• Stated problem
Transcribe the lines below verbatim, skipping the images.

Stored entries:
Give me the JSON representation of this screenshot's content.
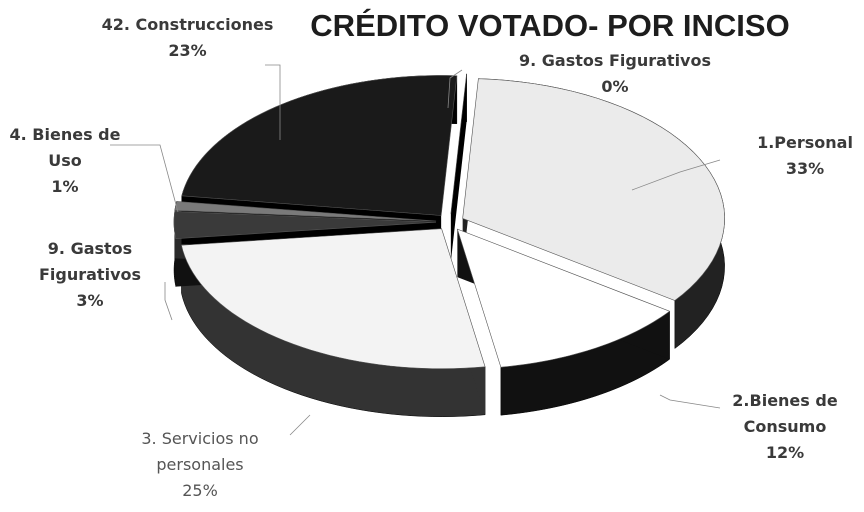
{
  "chart_data": {
    "type": "pie",
    "title": "CRÉDITO VOTADO- POR INCISO",
    "categories": [
      "1.Personal",
      "2.Bienes de Consumo",
      "3. Servicios no personales",
      "9. Gastos Figurativos",
      "4. Bienes de Uso",
      "42. Construcciones",
      "9. Gastos Figurativos"
    ],
    "values": [
      33,
      12,
      25,
      3,
      1,
      23,
      0
    ],
    "value_labels": [
      "33%",
      "12%",
      "25%",
      "3%",
      "1%",
      "23%",
      "0%"
    ],
    "colors": [
      "#ebebeb",
      "#ffffff",
      "#f3f3f3",
      "#3a3a3a",
      "#7a7a7a",
      "#1a1a1a",
      "#2a2a2a"
    ],
    "side_colors": [
      "#222222",
      "#111111",
      "#333333",
      "#111111",
      "#2a2a2a",
      "#000000",
      "#000000"
    ]
  }
}
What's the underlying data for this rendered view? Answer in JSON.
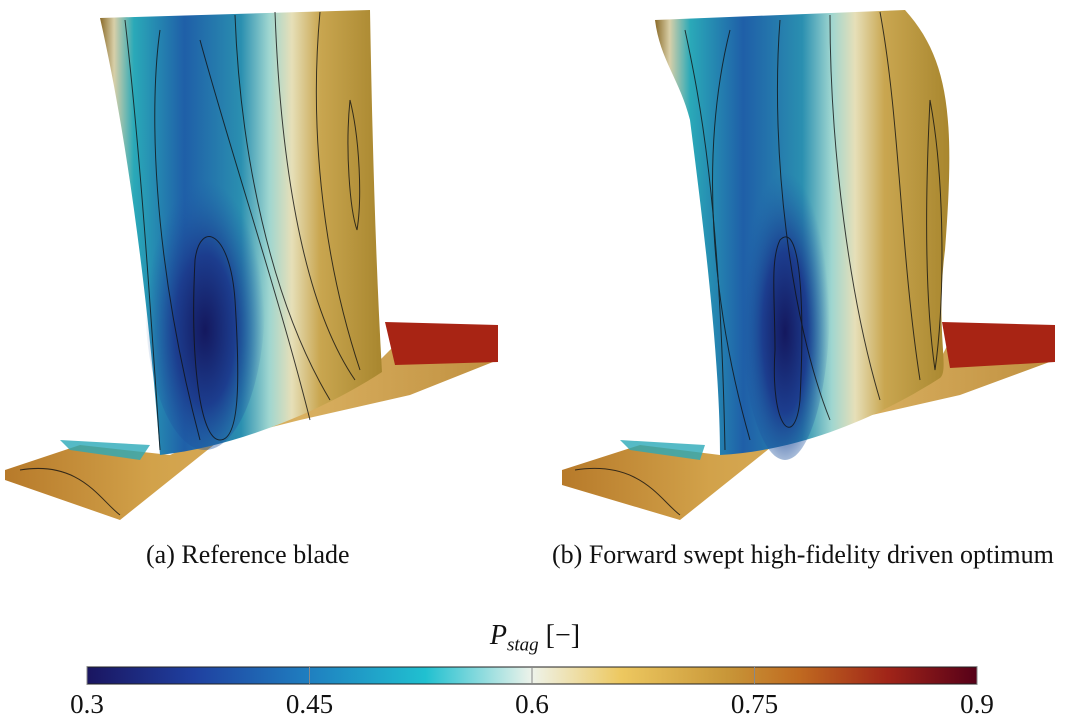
{
  "panels": [
    {
      "caption": "(a) Reference blade"
    },
    {
      "caption": "(b) Forward swept high-fidelity driven optimum"
    }
  ],
  "colorbar": {
    "symbol": "P",
    "subscript": "stag",
    "unit": "[−]",
    "range": [
      0.3,
      0.9
    ],
    "ticks": [
      0.3,
      0.45,
      0.6,
      0.75,
      0.9
    ]
  }
}
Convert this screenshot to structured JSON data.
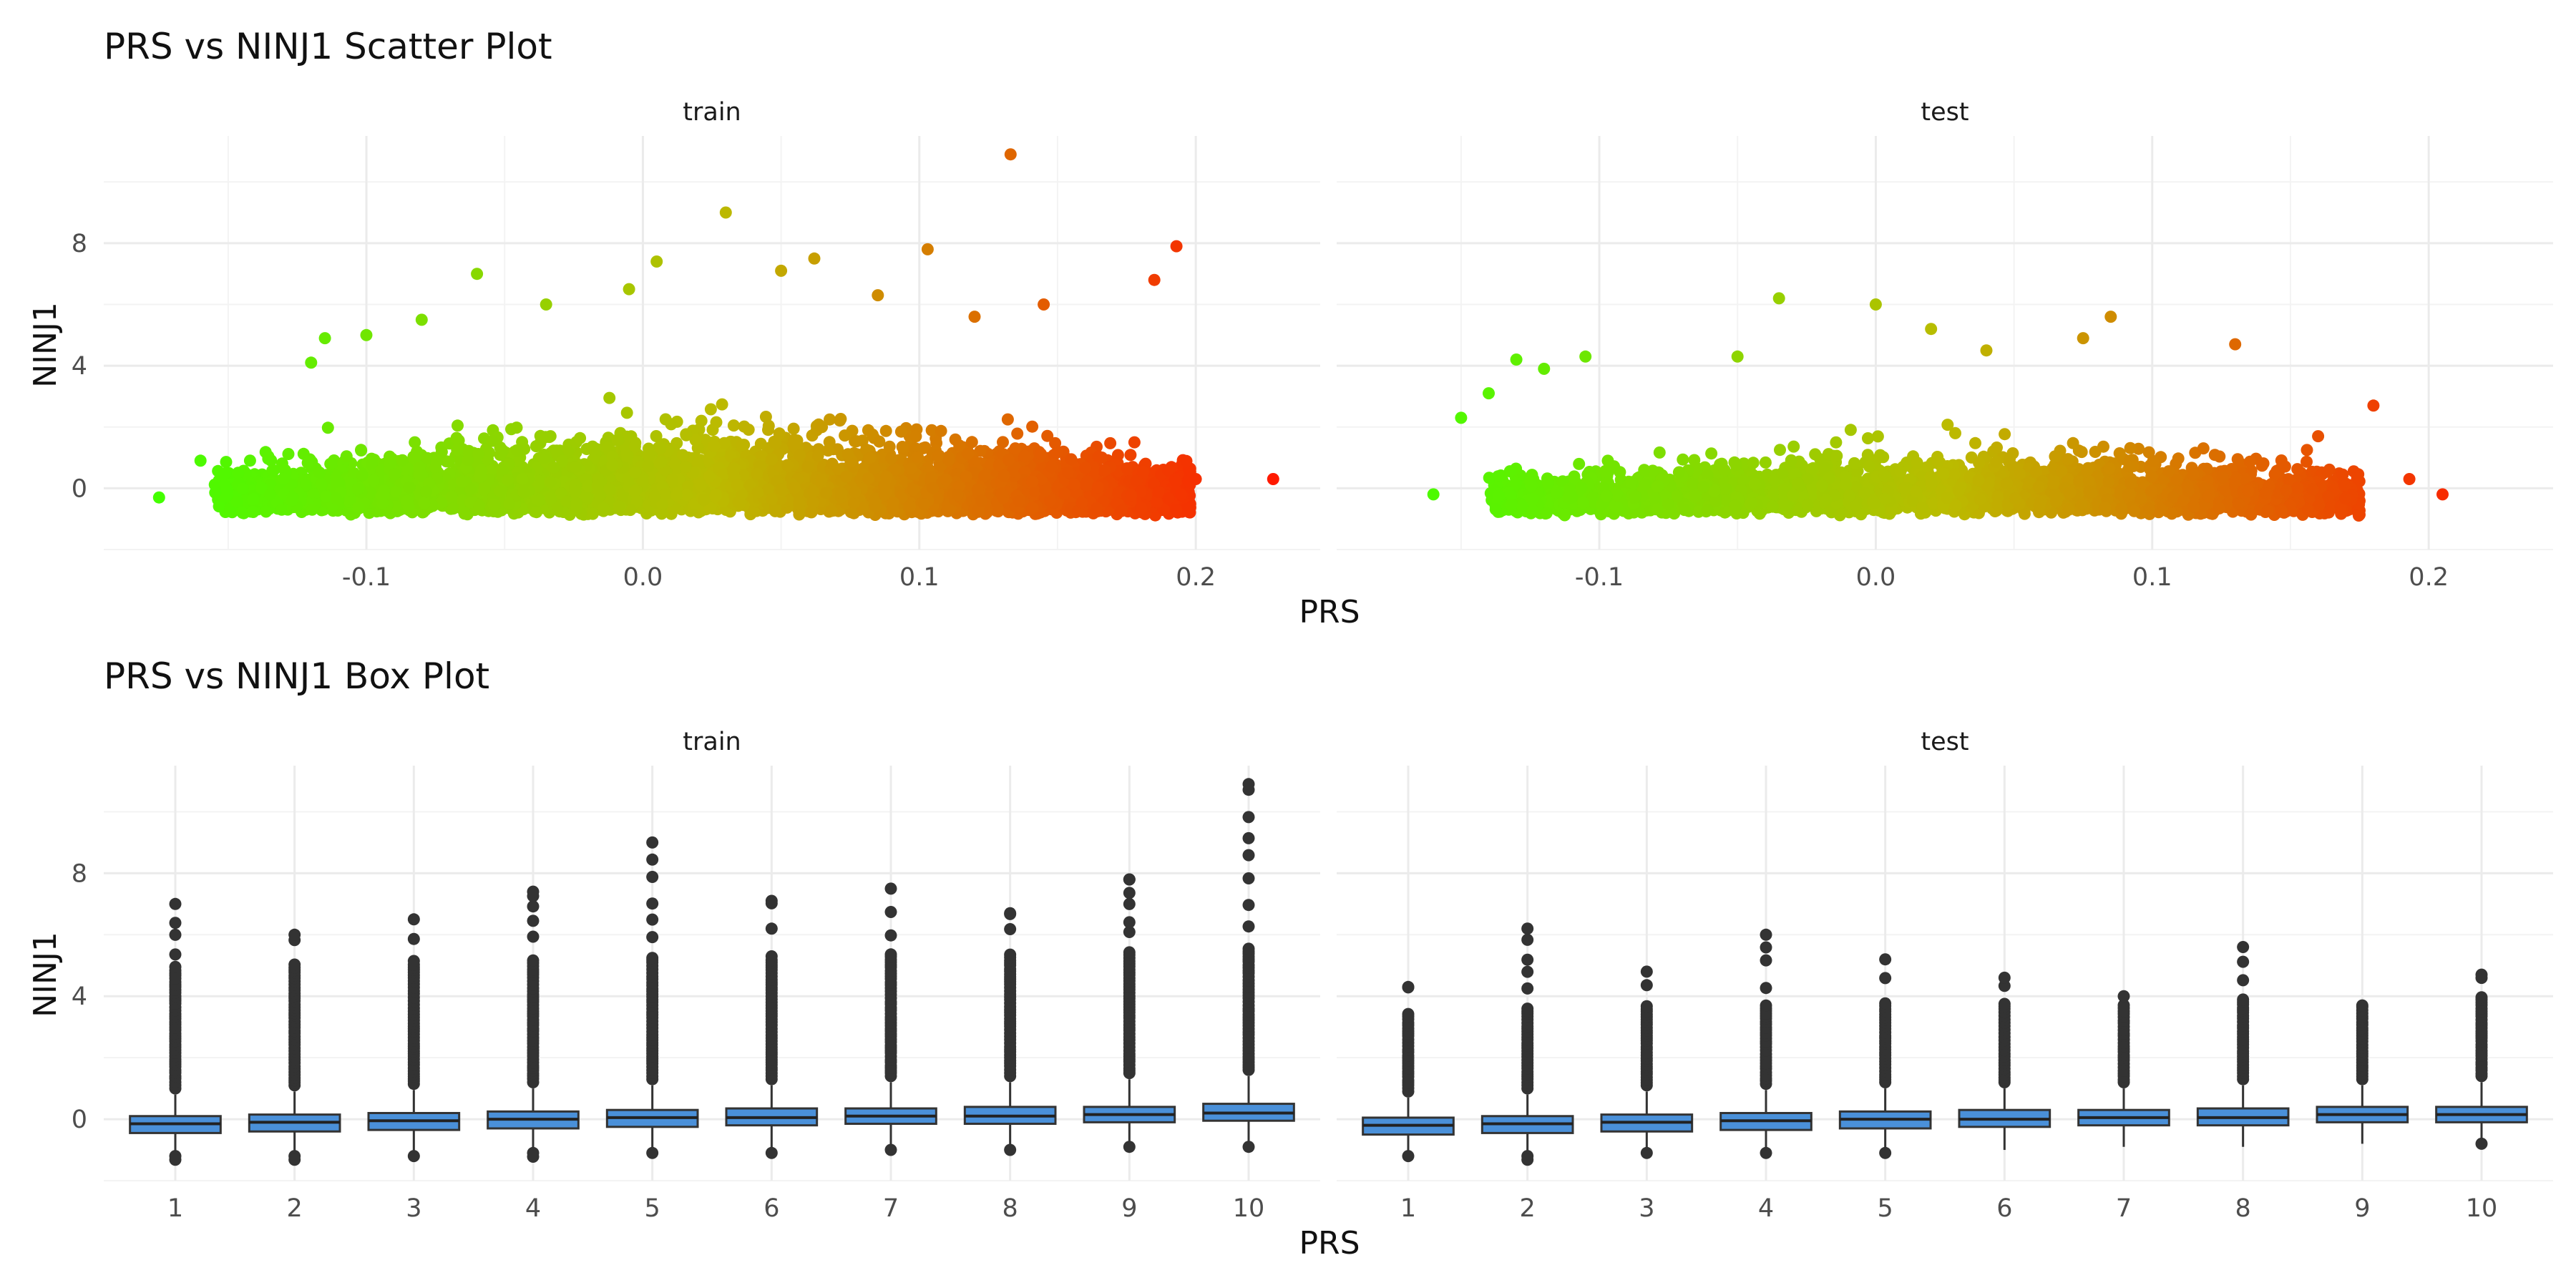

• The reply
Give me the JSON representation of this screenshot's content.
{
  "chart_data": {
    "type": "pie",
    "title": "CRÉDITO VOTADO- POR INCISO",
    "categories": [
      "1.Personal",
      "2.Bienes de Consumo",
      "3. Servicios no personales",
      "9. Gastos Figurativos",
      "4. Bienes de Uso",
      "42. Construcciones",
      "9. Gastos Figurativos"
    ],
    "values": [
      33,
      12,
      25,
      3,
      1,
      23,
      0
    ],
    "value_labels": [
      "33%",
      "12%",
      "25%",
      "3%",
      "1%",
      "23%",
      "0%"
    ],
    "colors": [
      "#ebebeb",
      "#ffffff",
      "#f3f3f3",
      "#3a3a3a",
      "#7a7a7a",
      "#1a1a1a",
      "#2a2a2a"
    ],
    "side_colors": [
      "#222222",
      "#111111",
      "#333333",
      "#111111",
      "#2a2a2a",
      "#000000",
      "#000000"
    ]
  }
}
What's the underlying data for this rendered view? Answer in JSON.
{
  "panels": [
    {
      "caption": "(a) Reference blade"
    },
    {
      "caption": "(b) Forward swept high-fidelity driven optimum"
    }
  ],
  "colorbar": {
    "symbol": "P",
    "subscript": "stag",
    "unit": "[−]",
    "range": [
      0.3,
      0.9
    ],
    "ticks": [
      0.3,
      0.45,
      0.6,
      0.75,
      0.9
    ]
  }
}
Convert this screenshot to structured JSON data.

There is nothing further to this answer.